» Written problem
Filter these entries, keeping only lines that hold the word "للبحوث".

********************

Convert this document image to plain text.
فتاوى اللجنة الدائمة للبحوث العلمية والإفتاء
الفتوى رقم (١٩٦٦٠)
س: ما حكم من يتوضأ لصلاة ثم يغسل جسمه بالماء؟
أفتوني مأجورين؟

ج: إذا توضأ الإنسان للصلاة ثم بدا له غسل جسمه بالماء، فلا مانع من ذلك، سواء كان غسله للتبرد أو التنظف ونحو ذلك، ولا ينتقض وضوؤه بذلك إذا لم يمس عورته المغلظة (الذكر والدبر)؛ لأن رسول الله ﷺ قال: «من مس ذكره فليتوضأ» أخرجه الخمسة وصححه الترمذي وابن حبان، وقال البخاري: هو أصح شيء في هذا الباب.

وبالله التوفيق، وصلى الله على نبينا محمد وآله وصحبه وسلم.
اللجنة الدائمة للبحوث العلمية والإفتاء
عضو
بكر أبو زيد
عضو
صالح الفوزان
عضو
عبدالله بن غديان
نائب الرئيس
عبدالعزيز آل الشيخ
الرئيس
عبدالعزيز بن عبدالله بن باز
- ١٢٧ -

********************

» The response
فتاوى اللجنة الدائمة للبحوث العلمية والإفتاء
اللجنة الدائمة للبحوث العلمية والإفتاء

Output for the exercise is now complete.